--- WHAT YOU HAVE TO DO ---
Your task is to copy every line of the records below that contains "into".

Begin DATA FOR PROCESSING

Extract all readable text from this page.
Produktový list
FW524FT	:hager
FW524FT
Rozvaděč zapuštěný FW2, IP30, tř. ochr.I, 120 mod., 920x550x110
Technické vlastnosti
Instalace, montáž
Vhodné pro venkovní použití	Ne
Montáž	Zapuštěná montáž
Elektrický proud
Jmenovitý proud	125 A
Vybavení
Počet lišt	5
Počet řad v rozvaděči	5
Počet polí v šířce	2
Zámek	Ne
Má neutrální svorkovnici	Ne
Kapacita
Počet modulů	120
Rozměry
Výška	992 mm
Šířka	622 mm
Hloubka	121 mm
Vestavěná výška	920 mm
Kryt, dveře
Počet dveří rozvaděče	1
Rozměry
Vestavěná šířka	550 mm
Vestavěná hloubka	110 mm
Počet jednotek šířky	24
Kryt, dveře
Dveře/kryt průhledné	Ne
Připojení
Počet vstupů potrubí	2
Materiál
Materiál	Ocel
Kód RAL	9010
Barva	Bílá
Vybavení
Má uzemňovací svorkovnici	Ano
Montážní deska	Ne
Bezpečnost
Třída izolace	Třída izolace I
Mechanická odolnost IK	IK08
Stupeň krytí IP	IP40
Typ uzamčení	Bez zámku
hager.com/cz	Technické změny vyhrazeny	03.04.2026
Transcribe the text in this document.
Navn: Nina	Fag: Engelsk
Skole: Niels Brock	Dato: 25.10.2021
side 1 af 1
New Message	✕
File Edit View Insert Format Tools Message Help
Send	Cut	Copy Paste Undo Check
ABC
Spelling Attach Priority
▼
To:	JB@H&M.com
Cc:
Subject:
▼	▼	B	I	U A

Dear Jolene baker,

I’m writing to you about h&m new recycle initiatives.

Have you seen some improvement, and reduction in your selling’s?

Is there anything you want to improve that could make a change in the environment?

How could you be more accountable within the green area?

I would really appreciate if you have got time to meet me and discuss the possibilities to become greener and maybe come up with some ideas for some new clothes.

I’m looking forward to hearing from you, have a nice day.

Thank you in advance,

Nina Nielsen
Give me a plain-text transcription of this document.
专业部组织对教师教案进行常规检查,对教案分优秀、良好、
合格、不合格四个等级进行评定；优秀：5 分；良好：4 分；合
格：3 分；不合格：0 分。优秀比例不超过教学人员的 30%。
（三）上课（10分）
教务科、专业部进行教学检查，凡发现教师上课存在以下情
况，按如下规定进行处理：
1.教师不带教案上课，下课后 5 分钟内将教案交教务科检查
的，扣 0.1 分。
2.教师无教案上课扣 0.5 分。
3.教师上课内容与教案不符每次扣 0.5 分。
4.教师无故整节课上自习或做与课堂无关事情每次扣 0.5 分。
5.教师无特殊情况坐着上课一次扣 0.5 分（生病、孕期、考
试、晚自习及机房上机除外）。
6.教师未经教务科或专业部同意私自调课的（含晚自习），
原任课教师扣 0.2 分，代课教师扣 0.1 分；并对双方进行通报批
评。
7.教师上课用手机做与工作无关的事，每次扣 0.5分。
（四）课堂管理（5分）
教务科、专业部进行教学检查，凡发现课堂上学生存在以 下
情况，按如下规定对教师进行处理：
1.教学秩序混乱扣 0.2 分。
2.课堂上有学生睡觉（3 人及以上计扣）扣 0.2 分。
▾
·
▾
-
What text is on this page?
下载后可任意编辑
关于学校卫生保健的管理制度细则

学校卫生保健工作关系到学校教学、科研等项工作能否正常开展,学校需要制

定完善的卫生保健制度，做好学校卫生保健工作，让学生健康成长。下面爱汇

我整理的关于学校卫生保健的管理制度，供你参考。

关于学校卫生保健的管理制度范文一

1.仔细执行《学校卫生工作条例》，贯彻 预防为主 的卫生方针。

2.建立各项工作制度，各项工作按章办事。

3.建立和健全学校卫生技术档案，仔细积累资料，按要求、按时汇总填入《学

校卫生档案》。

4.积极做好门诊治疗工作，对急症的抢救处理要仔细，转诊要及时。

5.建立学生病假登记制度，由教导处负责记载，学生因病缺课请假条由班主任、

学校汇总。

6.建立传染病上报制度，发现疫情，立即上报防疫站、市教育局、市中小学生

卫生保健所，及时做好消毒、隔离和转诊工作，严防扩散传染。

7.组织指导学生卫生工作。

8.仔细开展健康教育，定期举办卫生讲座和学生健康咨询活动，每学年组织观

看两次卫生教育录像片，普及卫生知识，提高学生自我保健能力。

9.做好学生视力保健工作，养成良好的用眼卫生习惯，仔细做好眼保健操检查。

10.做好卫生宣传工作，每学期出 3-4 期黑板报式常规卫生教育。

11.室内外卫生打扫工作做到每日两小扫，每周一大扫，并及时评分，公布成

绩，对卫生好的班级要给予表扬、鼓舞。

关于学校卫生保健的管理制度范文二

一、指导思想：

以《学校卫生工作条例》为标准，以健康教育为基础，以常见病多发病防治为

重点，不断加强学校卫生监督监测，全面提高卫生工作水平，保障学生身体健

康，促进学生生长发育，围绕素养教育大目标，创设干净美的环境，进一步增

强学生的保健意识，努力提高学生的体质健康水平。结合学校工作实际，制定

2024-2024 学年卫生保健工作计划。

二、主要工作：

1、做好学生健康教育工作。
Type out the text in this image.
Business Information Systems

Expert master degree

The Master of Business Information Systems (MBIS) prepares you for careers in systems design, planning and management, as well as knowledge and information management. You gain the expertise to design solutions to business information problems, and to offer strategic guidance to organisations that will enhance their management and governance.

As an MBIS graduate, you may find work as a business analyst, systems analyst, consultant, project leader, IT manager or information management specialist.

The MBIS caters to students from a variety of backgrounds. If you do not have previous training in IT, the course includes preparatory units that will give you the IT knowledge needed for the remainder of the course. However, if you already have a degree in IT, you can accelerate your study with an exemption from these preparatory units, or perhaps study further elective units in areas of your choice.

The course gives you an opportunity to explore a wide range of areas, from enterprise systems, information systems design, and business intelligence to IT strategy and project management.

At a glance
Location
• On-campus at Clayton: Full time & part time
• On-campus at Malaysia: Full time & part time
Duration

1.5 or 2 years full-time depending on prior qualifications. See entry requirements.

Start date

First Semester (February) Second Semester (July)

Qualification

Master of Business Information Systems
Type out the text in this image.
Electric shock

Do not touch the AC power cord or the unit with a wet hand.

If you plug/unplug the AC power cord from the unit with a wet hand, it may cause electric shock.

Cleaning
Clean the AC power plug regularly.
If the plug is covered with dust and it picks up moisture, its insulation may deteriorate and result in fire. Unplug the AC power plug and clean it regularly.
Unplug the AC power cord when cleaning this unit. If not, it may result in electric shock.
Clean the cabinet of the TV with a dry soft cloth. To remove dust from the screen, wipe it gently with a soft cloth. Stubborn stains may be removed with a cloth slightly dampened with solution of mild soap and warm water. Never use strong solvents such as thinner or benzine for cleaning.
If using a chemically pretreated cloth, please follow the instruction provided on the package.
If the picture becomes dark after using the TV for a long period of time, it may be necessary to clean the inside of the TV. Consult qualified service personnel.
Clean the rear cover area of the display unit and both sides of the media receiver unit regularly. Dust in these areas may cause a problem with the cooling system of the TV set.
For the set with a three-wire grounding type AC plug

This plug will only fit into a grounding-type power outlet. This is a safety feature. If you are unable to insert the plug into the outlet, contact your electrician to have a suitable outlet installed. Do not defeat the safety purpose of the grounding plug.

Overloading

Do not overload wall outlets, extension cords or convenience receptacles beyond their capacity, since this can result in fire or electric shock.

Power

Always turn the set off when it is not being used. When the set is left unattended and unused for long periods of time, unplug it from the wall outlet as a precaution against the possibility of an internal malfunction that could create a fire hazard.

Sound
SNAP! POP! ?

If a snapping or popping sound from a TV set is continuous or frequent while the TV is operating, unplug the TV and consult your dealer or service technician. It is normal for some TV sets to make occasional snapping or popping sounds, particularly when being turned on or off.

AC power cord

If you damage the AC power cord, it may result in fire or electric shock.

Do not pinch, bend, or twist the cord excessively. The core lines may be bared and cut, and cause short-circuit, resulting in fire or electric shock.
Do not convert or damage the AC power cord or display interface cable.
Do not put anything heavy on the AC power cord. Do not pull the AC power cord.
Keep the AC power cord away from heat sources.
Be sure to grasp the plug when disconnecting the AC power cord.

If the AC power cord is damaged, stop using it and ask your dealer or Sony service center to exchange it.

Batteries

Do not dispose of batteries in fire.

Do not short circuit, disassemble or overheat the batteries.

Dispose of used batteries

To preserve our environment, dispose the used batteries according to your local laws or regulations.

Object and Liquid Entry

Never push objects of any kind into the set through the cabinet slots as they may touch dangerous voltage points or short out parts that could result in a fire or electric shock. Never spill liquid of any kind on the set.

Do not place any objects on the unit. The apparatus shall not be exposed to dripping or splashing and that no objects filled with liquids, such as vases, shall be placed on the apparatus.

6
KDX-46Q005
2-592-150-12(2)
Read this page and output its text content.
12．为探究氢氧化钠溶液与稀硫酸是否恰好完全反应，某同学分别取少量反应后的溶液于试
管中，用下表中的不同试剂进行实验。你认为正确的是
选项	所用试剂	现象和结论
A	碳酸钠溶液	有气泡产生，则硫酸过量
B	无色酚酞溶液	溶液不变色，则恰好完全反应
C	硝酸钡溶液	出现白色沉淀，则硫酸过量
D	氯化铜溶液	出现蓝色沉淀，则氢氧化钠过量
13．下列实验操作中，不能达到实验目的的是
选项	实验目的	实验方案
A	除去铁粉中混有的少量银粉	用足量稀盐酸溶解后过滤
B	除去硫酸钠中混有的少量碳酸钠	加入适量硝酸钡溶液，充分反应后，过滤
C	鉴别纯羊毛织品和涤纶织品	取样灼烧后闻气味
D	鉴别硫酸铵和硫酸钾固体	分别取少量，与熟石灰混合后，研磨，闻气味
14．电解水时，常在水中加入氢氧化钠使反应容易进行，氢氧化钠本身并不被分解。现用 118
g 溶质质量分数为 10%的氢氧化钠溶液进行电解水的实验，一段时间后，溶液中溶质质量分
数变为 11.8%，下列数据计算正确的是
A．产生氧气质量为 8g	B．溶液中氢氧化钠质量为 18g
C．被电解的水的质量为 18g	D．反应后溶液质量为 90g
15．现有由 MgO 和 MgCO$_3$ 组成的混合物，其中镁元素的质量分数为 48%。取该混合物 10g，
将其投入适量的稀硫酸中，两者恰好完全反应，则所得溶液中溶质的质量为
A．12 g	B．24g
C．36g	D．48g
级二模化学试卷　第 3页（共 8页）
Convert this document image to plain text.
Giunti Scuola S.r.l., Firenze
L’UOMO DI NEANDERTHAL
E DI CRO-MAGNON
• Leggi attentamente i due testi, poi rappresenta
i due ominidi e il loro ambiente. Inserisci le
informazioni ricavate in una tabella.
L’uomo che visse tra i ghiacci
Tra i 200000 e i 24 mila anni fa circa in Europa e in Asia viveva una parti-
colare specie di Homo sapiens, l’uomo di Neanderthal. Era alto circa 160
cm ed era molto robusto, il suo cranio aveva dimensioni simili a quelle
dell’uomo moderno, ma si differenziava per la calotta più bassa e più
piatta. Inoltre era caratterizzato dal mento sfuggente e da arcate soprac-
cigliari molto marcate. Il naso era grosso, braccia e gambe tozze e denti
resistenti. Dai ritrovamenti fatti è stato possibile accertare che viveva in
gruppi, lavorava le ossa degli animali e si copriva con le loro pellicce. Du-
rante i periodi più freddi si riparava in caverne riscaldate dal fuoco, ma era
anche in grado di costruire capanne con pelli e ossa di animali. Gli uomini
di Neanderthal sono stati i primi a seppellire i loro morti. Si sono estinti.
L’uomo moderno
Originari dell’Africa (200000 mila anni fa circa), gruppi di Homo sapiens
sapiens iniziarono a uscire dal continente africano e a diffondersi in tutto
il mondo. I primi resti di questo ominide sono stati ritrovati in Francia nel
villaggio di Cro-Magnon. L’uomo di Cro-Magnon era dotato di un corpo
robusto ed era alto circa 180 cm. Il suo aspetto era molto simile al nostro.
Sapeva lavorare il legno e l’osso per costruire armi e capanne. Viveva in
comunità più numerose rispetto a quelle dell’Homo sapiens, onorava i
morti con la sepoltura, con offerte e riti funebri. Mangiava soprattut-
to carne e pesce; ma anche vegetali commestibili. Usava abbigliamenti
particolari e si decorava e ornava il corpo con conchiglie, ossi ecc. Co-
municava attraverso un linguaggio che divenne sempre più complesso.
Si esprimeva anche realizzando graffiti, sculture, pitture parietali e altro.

End DATA FOR PROCESSING

--- RESPONSE TO THIS TASK ---
This plug will only fit into a grounding-type power outlet. This is a safety feature. If you are unable to insert the plug into the outlet, contact your electrician to have a suitable outlet installed. Do not defeat the safety purpose of the grounding plug.
Never push objects of any kind into the set through the cabinet slots as they may touch dangerous voltage points or short out parts that could result in a fire or electric shock. Never spill liquid of any kind on the set.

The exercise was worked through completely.